- [ENTRIES SHOWN]
%%
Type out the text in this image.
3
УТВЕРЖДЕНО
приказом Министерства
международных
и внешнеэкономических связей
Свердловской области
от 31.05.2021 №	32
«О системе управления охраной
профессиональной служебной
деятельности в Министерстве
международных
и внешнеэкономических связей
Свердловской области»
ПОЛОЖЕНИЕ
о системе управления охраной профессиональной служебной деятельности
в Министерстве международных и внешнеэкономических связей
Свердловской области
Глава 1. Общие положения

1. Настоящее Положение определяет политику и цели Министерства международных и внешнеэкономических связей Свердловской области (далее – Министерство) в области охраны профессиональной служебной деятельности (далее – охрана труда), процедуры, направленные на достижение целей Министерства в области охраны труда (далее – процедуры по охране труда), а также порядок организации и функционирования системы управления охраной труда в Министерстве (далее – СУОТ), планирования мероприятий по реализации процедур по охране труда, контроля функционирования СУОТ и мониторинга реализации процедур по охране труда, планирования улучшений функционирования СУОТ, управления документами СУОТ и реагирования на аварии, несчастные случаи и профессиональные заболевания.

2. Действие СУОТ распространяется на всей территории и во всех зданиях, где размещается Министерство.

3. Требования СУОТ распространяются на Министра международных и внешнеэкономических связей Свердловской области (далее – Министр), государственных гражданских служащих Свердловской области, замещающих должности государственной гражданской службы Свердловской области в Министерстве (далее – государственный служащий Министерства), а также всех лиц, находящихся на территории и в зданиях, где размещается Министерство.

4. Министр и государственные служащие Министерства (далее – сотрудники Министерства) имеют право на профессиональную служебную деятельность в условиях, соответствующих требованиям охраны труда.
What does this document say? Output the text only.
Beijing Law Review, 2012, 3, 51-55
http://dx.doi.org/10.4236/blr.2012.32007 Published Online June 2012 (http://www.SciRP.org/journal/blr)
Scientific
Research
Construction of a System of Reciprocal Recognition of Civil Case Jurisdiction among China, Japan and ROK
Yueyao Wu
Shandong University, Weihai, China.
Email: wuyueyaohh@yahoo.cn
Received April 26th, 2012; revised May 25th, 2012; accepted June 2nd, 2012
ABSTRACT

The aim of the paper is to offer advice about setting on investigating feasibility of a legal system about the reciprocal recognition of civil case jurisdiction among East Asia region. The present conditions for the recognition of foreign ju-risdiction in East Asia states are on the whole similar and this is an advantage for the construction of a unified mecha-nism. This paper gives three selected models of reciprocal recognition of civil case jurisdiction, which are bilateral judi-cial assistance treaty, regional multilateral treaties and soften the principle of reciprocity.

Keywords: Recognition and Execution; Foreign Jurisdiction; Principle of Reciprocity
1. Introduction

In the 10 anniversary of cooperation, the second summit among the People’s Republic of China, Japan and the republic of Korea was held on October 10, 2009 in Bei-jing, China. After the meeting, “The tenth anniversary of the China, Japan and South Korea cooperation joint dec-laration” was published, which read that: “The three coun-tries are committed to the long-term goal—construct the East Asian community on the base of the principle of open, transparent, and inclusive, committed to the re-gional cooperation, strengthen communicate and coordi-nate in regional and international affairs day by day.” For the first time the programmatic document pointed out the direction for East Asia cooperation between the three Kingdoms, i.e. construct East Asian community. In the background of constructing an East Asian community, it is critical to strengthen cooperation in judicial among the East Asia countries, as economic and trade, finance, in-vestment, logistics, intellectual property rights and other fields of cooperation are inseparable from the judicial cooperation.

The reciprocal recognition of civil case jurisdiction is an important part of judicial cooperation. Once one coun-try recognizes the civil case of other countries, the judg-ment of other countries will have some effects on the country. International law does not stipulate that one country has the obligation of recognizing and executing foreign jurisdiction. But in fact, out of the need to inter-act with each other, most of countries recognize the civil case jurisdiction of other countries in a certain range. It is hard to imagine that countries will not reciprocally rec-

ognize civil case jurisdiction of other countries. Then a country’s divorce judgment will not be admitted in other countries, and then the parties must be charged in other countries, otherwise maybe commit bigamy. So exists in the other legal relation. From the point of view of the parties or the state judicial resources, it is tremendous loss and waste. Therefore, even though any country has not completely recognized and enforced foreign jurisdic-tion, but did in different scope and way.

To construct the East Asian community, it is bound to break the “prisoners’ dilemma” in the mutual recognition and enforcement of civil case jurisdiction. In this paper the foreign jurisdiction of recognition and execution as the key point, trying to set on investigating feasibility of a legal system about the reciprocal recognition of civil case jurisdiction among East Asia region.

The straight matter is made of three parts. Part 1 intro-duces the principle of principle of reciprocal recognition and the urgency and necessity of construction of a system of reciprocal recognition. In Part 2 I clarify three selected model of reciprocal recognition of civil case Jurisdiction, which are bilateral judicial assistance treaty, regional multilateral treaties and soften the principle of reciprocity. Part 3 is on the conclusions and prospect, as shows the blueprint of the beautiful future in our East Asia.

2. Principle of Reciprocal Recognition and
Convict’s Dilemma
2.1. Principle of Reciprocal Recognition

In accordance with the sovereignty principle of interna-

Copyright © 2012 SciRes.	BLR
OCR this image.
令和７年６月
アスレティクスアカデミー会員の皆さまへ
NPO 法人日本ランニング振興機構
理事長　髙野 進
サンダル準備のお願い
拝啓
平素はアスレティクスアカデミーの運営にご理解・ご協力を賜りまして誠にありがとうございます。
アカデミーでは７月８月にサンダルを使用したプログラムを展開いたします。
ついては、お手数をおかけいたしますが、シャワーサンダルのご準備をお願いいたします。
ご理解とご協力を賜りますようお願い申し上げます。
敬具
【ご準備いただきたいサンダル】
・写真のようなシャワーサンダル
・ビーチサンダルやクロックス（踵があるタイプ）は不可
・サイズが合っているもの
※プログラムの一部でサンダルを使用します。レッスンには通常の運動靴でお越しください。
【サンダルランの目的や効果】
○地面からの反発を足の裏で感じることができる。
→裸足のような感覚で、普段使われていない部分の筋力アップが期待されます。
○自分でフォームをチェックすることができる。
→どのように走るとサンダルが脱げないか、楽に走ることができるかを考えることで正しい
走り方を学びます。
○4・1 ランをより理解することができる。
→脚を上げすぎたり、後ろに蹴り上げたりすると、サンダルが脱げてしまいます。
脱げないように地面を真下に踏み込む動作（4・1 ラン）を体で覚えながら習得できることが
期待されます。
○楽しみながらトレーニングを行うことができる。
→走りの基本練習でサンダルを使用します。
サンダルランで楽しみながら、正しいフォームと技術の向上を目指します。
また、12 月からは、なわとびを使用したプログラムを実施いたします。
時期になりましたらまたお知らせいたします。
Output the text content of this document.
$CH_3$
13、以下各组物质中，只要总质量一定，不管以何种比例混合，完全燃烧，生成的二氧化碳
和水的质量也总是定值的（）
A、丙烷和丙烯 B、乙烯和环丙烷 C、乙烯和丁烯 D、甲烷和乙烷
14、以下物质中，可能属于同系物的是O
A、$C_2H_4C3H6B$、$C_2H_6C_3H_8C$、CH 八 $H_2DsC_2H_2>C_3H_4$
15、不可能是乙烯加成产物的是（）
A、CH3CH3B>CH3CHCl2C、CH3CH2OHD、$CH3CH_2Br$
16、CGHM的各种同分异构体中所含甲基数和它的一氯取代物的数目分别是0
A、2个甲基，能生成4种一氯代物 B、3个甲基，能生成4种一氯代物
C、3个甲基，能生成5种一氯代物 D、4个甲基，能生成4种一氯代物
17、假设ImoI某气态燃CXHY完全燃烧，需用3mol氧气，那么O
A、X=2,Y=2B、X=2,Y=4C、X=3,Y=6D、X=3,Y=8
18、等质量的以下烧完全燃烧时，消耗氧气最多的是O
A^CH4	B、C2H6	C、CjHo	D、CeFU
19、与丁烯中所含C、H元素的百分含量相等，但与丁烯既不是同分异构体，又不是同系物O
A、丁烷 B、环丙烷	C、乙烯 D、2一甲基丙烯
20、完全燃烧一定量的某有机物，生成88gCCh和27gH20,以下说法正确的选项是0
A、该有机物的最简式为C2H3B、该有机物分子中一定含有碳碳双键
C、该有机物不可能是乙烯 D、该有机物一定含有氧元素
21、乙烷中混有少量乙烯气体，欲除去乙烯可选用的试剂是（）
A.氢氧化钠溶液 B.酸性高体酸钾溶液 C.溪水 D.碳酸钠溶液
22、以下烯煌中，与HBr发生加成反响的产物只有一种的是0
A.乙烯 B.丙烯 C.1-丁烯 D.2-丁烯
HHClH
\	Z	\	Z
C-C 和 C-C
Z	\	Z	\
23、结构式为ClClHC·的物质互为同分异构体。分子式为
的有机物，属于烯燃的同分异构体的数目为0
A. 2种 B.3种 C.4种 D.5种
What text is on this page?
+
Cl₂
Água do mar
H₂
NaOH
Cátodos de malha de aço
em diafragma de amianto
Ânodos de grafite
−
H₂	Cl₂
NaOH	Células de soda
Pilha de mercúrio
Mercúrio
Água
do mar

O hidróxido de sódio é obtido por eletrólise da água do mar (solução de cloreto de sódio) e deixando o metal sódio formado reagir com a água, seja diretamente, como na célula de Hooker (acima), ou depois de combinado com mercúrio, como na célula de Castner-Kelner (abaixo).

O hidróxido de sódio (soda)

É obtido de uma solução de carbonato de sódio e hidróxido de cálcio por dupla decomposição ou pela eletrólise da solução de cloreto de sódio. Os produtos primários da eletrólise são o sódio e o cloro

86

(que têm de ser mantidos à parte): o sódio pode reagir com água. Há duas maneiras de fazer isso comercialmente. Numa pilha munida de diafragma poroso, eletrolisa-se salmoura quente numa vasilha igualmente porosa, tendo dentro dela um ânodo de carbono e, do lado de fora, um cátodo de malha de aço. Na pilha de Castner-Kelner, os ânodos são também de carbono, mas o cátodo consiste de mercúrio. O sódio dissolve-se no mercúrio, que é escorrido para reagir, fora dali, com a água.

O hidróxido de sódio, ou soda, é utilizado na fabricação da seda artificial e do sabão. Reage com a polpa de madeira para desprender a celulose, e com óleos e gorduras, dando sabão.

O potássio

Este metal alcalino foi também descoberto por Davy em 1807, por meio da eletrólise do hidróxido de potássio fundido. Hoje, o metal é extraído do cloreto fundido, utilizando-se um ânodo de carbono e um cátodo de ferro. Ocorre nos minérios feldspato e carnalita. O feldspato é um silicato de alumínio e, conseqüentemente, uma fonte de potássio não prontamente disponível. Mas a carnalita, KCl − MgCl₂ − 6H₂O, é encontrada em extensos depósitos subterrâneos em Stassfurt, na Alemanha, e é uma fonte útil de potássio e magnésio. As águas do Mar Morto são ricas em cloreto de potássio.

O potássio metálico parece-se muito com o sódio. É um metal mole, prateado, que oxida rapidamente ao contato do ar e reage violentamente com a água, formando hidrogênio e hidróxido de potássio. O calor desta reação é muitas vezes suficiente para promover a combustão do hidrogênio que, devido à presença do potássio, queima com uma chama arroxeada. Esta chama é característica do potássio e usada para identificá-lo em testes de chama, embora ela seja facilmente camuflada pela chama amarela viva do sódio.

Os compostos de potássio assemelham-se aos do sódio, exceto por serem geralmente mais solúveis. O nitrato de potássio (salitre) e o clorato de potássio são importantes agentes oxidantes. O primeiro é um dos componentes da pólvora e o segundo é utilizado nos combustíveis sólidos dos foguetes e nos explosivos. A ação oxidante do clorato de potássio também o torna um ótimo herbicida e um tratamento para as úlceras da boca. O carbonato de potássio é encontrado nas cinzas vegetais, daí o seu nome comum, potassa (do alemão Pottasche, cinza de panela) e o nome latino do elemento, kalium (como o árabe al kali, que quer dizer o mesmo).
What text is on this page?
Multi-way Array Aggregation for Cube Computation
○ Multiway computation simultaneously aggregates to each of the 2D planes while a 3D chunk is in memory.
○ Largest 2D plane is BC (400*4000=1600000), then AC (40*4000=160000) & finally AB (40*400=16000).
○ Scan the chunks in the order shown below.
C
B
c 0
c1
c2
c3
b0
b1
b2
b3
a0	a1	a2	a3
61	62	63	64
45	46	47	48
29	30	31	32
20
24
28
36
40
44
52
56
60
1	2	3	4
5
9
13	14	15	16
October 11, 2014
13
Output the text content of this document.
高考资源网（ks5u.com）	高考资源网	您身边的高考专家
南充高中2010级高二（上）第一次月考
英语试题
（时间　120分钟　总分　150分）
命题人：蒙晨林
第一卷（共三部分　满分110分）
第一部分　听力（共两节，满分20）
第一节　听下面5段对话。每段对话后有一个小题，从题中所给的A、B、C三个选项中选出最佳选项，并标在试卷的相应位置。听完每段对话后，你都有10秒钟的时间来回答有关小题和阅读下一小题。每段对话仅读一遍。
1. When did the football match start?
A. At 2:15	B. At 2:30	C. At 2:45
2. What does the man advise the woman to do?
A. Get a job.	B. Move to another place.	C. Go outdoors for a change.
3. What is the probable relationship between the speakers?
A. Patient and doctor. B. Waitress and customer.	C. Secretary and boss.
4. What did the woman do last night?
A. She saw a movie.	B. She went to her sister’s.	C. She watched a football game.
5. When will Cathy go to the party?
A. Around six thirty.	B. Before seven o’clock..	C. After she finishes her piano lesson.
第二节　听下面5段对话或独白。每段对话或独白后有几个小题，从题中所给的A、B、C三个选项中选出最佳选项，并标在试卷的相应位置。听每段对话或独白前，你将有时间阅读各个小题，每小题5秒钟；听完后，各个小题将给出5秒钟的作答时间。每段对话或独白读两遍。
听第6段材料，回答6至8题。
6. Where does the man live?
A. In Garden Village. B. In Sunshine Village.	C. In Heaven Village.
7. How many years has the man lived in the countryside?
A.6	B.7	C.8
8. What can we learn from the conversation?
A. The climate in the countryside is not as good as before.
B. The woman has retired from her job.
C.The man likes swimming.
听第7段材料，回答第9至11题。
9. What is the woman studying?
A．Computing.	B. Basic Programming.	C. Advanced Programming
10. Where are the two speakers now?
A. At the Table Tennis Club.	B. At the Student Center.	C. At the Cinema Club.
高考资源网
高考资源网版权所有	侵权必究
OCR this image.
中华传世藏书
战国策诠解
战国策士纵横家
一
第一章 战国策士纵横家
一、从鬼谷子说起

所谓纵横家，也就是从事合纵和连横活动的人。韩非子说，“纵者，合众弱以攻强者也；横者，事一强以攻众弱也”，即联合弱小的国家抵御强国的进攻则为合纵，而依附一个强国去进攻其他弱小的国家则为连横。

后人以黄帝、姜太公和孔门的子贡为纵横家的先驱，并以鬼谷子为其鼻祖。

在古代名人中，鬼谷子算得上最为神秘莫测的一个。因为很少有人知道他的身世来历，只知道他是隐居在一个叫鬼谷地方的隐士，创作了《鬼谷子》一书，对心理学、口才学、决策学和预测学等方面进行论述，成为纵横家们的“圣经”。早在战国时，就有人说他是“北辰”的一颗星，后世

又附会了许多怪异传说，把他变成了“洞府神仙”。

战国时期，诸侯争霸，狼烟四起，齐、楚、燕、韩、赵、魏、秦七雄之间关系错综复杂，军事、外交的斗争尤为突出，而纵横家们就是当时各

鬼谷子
%%
- [STATED EXERCISE]
Go through the records and gather the lines that hold "всех".

- [RESULT OF THIS EXERCISE]
2. Действие СУОТ распространяется на всей территории и во всех зданиях, где размещается Министерство.
3. Требования СУОТ распространяются на Министра международных и внешнеэкономических связей Свердловской области (далее – Министр), государственных гражданских служащих Свердловской области, замещающих должности государственной гражданской службы Свердловской области в Министерстве (далее – государственный служащий Министерства), а также всех лиц, находящихся на территории и в зданиях, где размещается Министерство.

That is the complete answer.